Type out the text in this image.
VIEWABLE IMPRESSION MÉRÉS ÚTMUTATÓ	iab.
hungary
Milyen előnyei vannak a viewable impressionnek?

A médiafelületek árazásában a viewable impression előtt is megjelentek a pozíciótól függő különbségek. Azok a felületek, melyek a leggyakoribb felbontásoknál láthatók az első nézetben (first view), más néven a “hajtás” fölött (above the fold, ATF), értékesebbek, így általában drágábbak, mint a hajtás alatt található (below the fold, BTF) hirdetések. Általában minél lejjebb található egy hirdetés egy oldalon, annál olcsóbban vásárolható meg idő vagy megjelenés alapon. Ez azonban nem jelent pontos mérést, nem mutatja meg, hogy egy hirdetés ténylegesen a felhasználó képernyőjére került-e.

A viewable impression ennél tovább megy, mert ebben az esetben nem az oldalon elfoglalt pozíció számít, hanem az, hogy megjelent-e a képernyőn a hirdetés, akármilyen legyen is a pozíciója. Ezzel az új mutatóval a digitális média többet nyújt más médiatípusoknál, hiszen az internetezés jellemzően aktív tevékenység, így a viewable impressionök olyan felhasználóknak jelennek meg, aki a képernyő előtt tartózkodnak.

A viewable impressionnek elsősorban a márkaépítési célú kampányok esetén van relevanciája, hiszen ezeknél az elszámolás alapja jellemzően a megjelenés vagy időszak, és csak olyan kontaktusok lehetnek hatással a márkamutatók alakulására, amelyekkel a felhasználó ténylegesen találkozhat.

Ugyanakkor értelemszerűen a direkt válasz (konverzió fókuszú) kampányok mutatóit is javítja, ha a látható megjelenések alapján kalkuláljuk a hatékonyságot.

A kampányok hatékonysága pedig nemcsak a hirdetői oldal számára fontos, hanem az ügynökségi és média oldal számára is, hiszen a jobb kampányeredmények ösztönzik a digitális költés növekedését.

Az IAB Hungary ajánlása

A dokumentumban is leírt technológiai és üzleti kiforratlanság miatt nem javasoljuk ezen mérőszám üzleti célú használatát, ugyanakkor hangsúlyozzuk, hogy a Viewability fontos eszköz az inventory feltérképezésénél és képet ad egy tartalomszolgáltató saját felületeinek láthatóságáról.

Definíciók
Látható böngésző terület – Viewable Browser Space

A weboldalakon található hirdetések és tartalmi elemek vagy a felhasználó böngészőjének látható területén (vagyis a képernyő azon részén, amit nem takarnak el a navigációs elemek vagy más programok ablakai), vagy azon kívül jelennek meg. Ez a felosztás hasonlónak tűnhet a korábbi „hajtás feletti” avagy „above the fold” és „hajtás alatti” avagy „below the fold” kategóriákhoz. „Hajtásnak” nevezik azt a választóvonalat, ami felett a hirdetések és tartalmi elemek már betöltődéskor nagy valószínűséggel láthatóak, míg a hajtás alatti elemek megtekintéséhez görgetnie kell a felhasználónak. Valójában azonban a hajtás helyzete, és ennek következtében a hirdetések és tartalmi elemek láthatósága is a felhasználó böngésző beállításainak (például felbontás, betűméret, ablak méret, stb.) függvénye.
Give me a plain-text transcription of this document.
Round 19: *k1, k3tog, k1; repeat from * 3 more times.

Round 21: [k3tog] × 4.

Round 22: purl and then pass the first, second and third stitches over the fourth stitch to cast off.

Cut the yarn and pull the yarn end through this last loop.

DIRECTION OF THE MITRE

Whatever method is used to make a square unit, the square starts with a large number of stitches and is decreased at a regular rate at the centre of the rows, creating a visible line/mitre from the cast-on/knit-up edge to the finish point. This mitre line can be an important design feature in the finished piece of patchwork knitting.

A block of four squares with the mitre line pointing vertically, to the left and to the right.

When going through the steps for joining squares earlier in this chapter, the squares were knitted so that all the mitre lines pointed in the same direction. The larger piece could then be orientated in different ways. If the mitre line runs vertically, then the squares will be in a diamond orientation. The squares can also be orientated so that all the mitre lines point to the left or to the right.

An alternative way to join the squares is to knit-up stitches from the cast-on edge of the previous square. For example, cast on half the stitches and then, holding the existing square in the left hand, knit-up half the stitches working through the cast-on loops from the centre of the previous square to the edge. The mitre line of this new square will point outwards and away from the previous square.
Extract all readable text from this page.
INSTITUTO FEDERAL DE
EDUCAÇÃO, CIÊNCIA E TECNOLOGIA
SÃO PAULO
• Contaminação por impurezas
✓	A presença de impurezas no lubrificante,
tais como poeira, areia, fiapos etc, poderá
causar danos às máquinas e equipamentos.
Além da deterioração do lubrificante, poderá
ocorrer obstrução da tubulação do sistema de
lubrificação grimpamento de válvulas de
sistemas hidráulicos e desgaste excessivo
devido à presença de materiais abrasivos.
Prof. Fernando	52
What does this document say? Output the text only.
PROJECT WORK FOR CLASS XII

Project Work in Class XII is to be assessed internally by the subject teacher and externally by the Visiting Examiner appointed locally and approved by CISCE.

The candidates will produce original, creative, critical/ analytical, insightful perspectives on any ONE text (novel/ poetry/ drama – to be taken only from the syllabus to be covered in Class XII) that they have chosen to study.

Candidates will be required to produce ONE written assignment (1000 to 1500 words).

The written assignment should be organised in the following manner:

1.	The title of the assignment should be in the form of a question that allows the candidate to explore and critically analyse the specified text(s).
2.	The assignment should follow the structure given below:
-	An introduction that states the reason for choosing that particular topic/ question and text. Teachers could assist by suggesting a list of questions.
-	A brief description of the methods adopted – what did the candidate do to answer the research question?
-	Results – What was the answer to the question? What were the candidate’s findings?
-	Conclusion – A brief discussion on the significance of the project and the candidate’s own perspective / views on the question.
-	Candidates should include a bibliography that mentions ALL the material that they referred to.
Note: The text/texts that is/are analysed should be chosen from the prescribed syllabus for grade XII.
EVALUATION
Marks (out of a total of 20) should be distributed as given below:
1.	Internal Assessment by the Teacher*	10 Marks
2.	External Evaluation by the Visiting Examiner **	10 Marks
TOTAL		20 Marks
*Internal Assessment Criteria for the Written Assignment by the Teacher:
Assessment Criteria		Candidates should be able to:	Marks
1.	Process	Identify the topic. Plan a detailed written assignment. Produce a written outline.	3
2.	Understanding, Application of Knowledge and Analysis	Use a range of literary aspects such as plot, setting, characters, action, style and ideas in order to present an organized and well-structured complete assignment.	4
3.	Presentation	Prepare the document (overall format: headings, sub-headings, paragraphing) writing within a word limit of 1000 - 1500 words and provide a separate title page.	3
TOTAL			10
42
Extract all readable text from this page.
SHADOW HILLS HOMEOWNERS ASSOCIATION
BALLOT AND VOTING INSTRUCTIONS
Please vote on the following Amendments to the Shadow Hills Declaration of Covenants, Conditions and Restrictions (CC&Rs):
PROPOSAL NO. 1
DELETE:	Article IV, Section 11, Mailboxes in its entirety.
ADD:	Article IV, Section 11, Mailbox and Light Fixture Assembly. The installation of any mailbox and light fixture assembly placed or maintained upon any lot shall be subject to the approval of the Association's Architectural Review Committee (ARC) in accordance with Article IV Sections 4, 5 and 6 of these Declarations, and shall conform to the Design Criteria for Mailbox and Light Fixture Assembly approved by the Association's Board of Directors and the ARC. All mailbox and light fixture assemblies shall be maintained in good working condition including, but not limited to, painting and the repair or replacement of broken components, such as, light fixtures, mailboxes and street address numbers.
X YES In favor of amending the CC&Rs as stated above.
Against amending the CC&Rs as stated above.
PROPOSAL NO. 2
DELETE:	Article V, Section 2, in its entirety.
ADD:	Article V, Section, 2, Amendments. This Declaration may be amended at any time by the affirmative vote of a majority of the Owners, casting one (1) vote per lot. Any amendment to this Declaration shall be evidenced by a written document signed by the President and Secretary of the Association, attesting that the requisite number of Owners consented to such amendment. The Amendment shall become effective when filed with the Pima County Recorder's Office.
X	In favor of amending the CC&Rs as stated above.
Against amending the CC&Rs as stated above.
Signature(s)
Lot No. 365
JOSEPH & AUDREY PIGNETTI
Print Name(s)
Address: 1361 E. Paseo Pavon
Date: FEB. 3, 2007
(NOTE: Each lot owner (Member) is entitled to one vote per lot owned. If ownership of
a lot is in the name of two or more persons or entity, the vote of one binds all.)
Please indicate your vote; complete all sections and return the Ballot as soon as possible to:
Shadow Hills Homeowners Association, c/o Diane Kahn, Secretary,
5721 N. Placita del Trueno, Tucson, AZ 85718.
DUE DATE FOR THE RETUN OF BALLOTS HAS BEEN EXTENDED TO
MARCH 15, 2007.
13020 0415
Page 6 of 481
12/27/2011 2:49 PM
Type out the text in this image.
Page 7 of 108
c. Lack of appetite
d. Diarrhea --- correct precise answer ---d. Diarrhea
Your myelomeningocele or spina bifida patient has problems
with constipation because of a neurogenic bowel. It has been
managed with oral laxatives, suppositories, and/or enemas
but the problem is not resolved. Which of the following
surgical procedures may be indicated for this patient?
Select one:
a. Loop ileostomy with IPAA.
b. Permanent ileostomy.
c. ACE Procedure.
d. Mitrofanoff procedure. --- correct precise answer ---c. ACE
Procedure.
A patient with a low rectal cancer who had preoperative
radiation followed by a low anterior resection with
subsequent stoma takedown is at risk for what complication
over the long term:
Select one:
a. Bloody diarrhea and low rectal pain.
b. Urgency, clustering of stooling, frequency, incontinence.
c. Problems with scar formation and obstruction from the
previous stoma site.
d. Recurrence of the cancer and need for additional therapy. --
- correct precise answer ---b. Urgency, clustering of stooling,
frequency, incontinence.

--------

TASK INSTRUCTIONS ->
Select and copy every line of the listing with the word "vertically".

EXERCISE RESPONSE ->
A block of four squares with the mitre line pointing vertically, to the left and to the right.
When going through the steps for joining squares earlier in this chapter, the squares were knitted so that all the mitre lines pointed in the same direction. The larger piece could then be orientated in different ways. If the mitre line runs vertically, then the squares will be in a diamond orientation. The squares can also be orientated so that all the mitre lines point to the left or to the right.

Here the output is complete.